Extracted records:
● ● ●
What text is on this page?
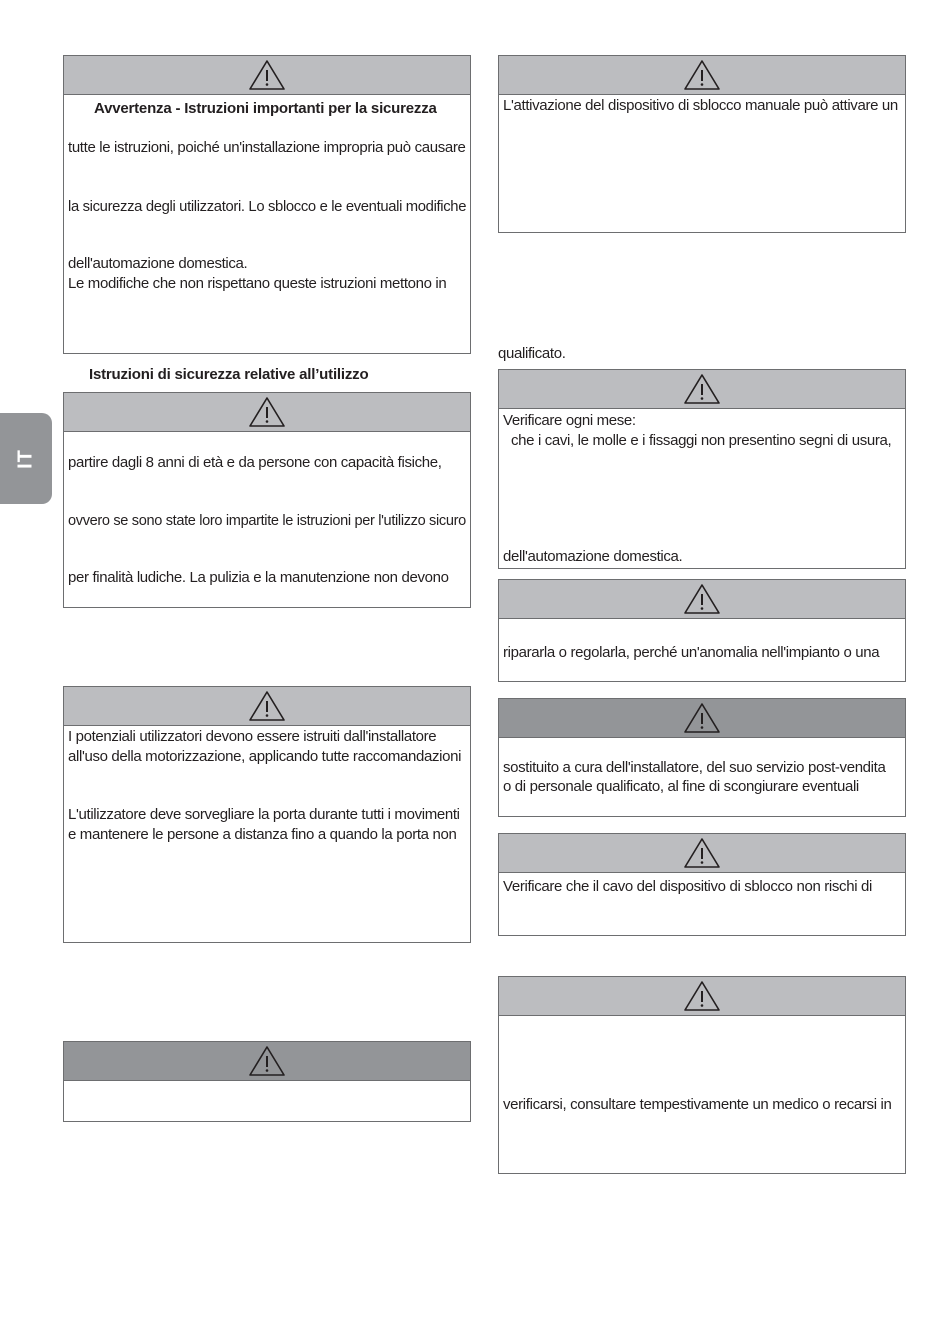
IT
Avvertenza - Istruzioni importanti per la sicurezza
tutte le istruzioni, poiché un'installazione impropria può causare
la sicurezza degli utilizzatori. Lo sblocco e le eventuali modifiche
dell'automazione domestica.
Le modifiche che non rispettano queste istruzioni mettono in
Istruzioni di sicurezza relative all’utilizzo
partire dagli 8 anni di età e da persone con capacità fisiche,
ovvero se sono state loro impartite le istruzioni per l'utilizzo sicuro
per finalità ludiche. La pulizia e la manutenzione non devono
I potenziali utilizzatori devono essere istruiti dall'installatore
all'uso della motorizzazione, applicando tutte raccomandazioni
L'utilizzatore deve sorvegliare la porta durante tutti i movimenti
e mantenere le persone a distanza fino a quando la porta non
L'attivazione del dispositivo di sblocco manuale può attivare un
qualificato.
Verificare ogni mese:
che i cavi, le molle e i fissaggi non presentino segni di usura,
dell'automazione domestica.
ripararla o regolarla, perché un'anomalia nell'impianto o una
sostituito a cura dell'installatore, del suo servizio post-vendita
o di personale qualificato, al fine di scongiurare eventuali
Verificare che il cavo del dispositivo di sblocco non rischi di
verificarsi, consultare tempestivamente un medico o recarsi in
● ● ●
Exercise: Pick each line holding the word "tutte" out of the data and copy it.

Solution to this task:
tutte le istruzioni, poiché un'installazione impropria può causare
all'uso della motorizzazione, applicando tutte raccomandazioni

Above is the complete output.